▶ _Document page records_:
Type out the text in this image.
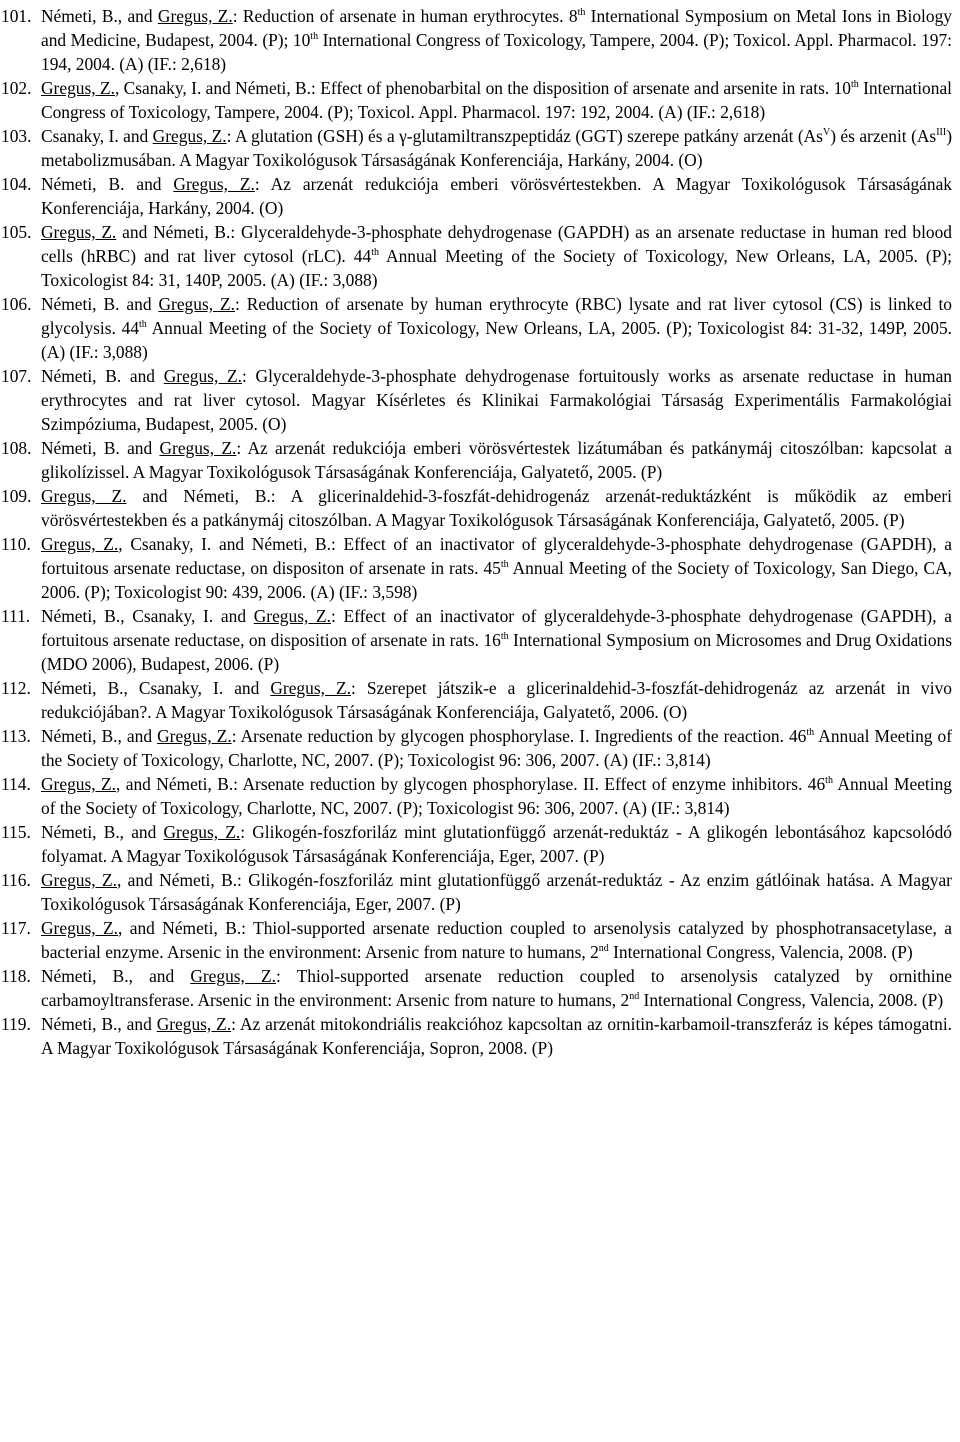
101. Németi, B., and Gregus, Z.: Reduction of arsenate in human erythrocytes. 8th International Symposium on Metal Ions in Biology and Medicine, Budapest, 2004. (P); 10th International Congress of Toxicology, Tampere, 2004. (P); Toxicol. Appl. Pharmacol. 197: 194, 2004. (A) (IF.: 2,618)
102. Gregus, Z., Csanaky, I. and Németi, B.: Effect of phenobarbital on the disposition of arsenate and arsenite in rats. 10th International Congress of Toxicology, Tampere, 2004. (P); Toxicol. Appl. Pharmacol. 197: 192, 2004. (A) (IF.: 2,618)
103. Csanaky, I. and Gregus, Z.: A glutation (GSH) és a γ-glutamiltranszpeptidáz (GGT) szerepe patkány arzenát $(As^V)$ és arzenit $(As^{III})$ metabolizmusában. A Magyar Toxikológusok Társaságának Konferenciája, Harkány, 2004. (O)
104. Németi, B. and Gregus, Z.: Az arzenát redukciója emberi vörösvértestekben. A Magyar Toxikológusok Társaságának Konferenciája, Harkány, 2004. (O)
105. Gregus, Z. and Németi, B.: Glyceraldehyde-3-phosphate dehydrogenase (GAPDH) as an arsenate reductase in human red blood cells (hRBC) and rat liver cytosol (rLC). 44th Annual Meeting of the Society of Toxicology, New Orleans, LA, 2005. (P); Toxicologist 84: 31, 140P, 2005. (A) (IF.: 3,088)
106. Németi, B. and Gregus, Z.: Reduction of arsenate by human erythrocyte (RBC) lysate and rat liver cytosol (CS) is linked to glycolysis. 44th Annual Meeting of the Society of Toxicology, New Orleans, LA, 2005. (P); Toxicologist 84: 31-32, 149P, 2005. (A) (IF.: 3,088)
107. Németi, B. and Gregus, Z.: Glyceraldehyde-3-phosphate dehydrogenase fortuitously works as arsenate reductase in human erythrocytes and rat liver cytosol. Magyar Kísérletes és Klinikai Farmakológiai Társaság Experimentális Farmakológiai Szimpóziuma, Budapest, 2005. (O)
108. Németi, B. and Gregus, Z.: Az arzenát redukciója emberi vörösvértestek lizátumában és patkánymáj citoszólban: kapcsolat a glikolízissel. A Magyar Toxikológusok Társaságának Konferenciája, Galyatető, 2005. (P)
109. Gregus, Z. and Németi, B.: A glicerinaldehid-3-foszfát-dehidrogenáz arzenát-reduktázként is működik az emberi vörösvértestekben és a patkánymáj citoszólban. A Magyar Toxikológusok Társaságának Konferenciája, Galyatető, 2005. (P)
110. Gregus, Z., Csanaky, I. and Németi, B.: Effect of an inactivator of glyceraldehyde-3-phosphate dehydrogenase (GAPDH), a fortuitous arsenate reductase, on dispositon of arsenate in rats. 45th Annual Meeting of the Society of Toxicology, San Diego, CA, 2006. (P); Toxicologist 90: 439, 2006. (A) (IF.: 3,598)
111. Németi, B., Csanaky, I. and Gregus, Z.: Effect of an inactivator of glyceraldehyde-3-phosphate dehydrogenase (GAPDH), a fortuitous arsenate reductase, on disposition of arsenate in rats. 16th International Symposium on Microsomes and Drug Oxidations (MDO 2006), Budapest, 2006. (P)
112. Németi, B., Csanaky, I. and Gregus, Z.: Szerepet játszik-e a glicerinaldehid-3-foszfát-dehidrogenáz az arzenát in vivo redukciójában?. A Magyar Toxikológusok Társaságának Konferenciája, Galyatető, 2006. (O)
113. Németi, B., and Gregus, Z.: Arsenate reduction by glycogen phosphorylase. I. Ingredients of the reaction. 46th Annual Meeting of the Society of Toxicology, Charlotte, NC, 2007. (P); Toxicologist 96: 306, 2007. (A) (IF.: 3,814)
114. Gregus, Z., and Németi, B.: Arsenate reduction by glycogen phosphorylase. II. Effect of enzyme inhibitors. 46th Annual Meeting of the Society of Toxicology, Charlotte, NC, 2007. (P); Toxicologist 96: 306, 2007. (A) (IF.: 3,814)
115. Németi, B., and Gregus, Z.: Glikogén-foszforiláz mint glutationfüggő arzenát-reduktáz - A glikogén lebontásához kapcsolódó folyamat. A Magyar Toxikológusok Társaságának Konferenciája, Eger, 2007. (P)
116. Gregus, Z., and Németi, B.: Glikogén-foszforiláz mint glutationfüggő arzenát-reduktáz - Az enzim gátlóinak hatása. A Magyar Toxikológusok Társaságának Konferenciája, Eger, 2007. (P)
117. Gregus, Z., and Németi, B.: Thiol-supported arsenate reduction coupled to arsenolysis catalyzed by phosphotransacetylase, a bacterial enzyme. Arsenic in the environment: Arsenic from nature to humans, 2nd International Congress, Valencia, 2008. (P)
118. Németi, B., and Gregus, Z.: Thiol-supported arsenate reduction coupled to arsenolysis catalyzed by ornithine carbamoyltransferase. Arsenic in the environment: Arsenic from nature to humans, 2nd International Congress, Valencia, 2008. (P)
119. Németi, B., and Gregus, Z.: Az arzenát mitokondriális reakcióhoz kapcsoltan az ornitin-karbamoil-transzferáz is képes támogatni. A Magyar Toxikológusok Társaságának Konferenciája, Sopron, 2008. (P)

▶ _Task item_: Each record, word for word, should be printed again without its pictures.

▶ _Response_:
Type out the text in this image.
101. Németi, B., and Gregus, Z.: Reduction of arsenate in human erythrocytes. 8th International Symposium on Metal Ions in Biology and Medicine, Budapest, 2004. (P); 10th International Congress of Toxicology, Tampere, 2004. (P); Toxicol. Appl. Pharmacol. 197: 194, 2004. (A) (IF.: 2,618)
102. Gregus, Z., Csanaky, I. and Németi, B.: Effect of phenobarbital on the disposition of arsenate and arsenite in rats. 10th International Congress of Toxicology, Tampere, 2004. (P); Toxicol. Appl. Pharmacol. 197: 192, 2004. (A) (IF.: 2,618)
103. Csanaky, I. and Gregus, Z.: A glutation (GSH) és a γ-glutamiltranszpeptidáz (GGT) szerepe patkány arzenát $(As^V)$ és arzenit $(As^{III})$ metabolizmusában. A Magyar Toxikológusok Társaságának Konferenciája, Harkány, 2004. (O)
104. Németi, B. and Gregus, Z.: Az arzenát redukciója emberi vörösvértestekben. A Magyar Toxikológusok Társaságának Konferenciája, Harkány, 2004. (O)
105. Gregus, Z. and Németi, B.: Glyceraldehyde-3-phosphate dehydrogenase (GAPDH) as an arsenate reductase in human red blood cells (hRBC) and rat liver cytosol (rLC). 44th Annual Meeting of the Society of Toxicology, New Orleans, LA, 2005. (P); Toxicologist 84: 31, 140P, 2005. (A) (IF.: 3,088)
106. Németi, B. and Gregus, Z.: Reduction of arsenate by human erythrocyte (RBC) lysate and rat liver cytosol (CS) is linked to glycolysis. 44th Annual Meeting of the Society of Toxicology, New Orleans, LA, 2005. (P); Toxicologist 84: 31-32, 149P, 2005. (A) (IF.: 3,088)
107. Németi, B. and Gregus, Z.: Glyceraldehyde-3-phosphate dehydrogenase fortuitously works as arsenate reductase in human erythrocytes and rat liver cytosol. Magyar Kísérletes és Klinikai Farmakológiai Társaság Experimentális Farmakológiai Szimpóziuma, Budapest, 2005. (O)
108. Németi, B. and Gregus, Z.: Az arzenát redukciója emberi vörösvértestek lizátumában és patkánymáj citoszólban: kapcsolat a glikolízissel. A Magyar Toxikológusok Társaságának Konferenciája, Galyatető, 2005. (P)
109. Gregus, Z. and Németi, B.: A glicerinaldehid-3-foszfát-dehidrogenáz arzenát-reduktázként is működik az emberi vörösvértestekben és a patkánymáj citoszólban. A Magyar Toxikológusok Társaságának Konferenciája, Galyatető, 2005. (P)
110. Gregus, Z., Csanaky, I. and Németi, B.: Effect of an inactivator of glyceraldehyde-3-phosphate dehydrogenase (GAPDH), a fortuitous arsenate reductase, on dispositon of arsenate in rats. 45th Annual Meeting of the Society of Toxicology, San Diego, CA, 2006. (P); Toxicologist 90: 439, 2006. (A) (IF.: 3,598)
111. Németi, B., Csanaky, I. and Gregus, Z.: Effect of an inactivator of glyceraldehyde-3-phosphate dehydrogenase (GAPDH), a fortuitous arsenate reductase, on disposition of arsenate in rats. 16th International Symposium on Microsomes and Drug Oxidations (MDO 2006), Budapest, 2006. (P)
112. Németi, B., Csanaky, I. and Gregus, Z.: Szerepet játszik-e a glicerinaldehid-3-foszfát-dehidrogenáz az arzenát in vivo redukciójában?. A Magyar Toxikológusok Társaságának Konferenciája, Galyatető, 2006. (O)
113. Németi, B., and Gregus, Z.: Arsenate reduction by glycogen phosphorylase. I. Ingredients of the reaction. 46th Annual Meeting of the Society of Toxicology, Charlotte, NC, 2007. (P); Toxicologist 96: 306, 2007. (A) (IF.: 3,814)
114. Gregus, Z., and Németi, B.: Arsenate reduction by glycogen phosphorylase. II. Effect of enzyme inhibitors. 46th Annual Meeting of the Society of Toxicology, Charlotte, NC, 2007. (P); Toxicologist 96: 306, 2007. (A) (IF.: 3,814)
115. Németi, B., and Gregus, Z.: Glikogén-foszforiláz mint glutationfüggő arzenát-reduktáz - A glikogén lebontásához kapcsolódó folyamat. A Magyar Toxikológusok Társaságának Konferenciája, Eger, 2007. (P)
116. Gregus, Z., and Németi, B.: Glikogén-foszforiláz mint glutationfüggő arzenát-reduktáz - Az enzim gátlóinak hatása. A Magyar Toxikológusok Társaságának Konferenciája, Eger, 2007. (P)
117. Gregus, Z., and Németi, B.: Thiol-supported arsenate reduction coupled to arsenolysis catalyzed by phosphotransacetylase, a bacterial enzyme. Arsenic in the environment: Arsenic from nature to humans, 2nd International Congress, Valencia, 2008. (P)
118. Németi, B., and Gregus, Z.: Thiol-supported arsenate reduction coupled to arsenolysis catalyzed by ornithine carbamoyltransferase. Arsenic in the environment: Arsenic from nature to humans, 2nd International Congress, Valencia, 2008. (P)
119. Németi, B., and Gregus, Z.: Az arzenát mitokondriális reakcióhoz kapcsoltan az ornitin-karbamoil-transzferáz is képes támogatni. A Magyar Toxikológusok Társaságának Konferenciája, Sopron, 2008. (P)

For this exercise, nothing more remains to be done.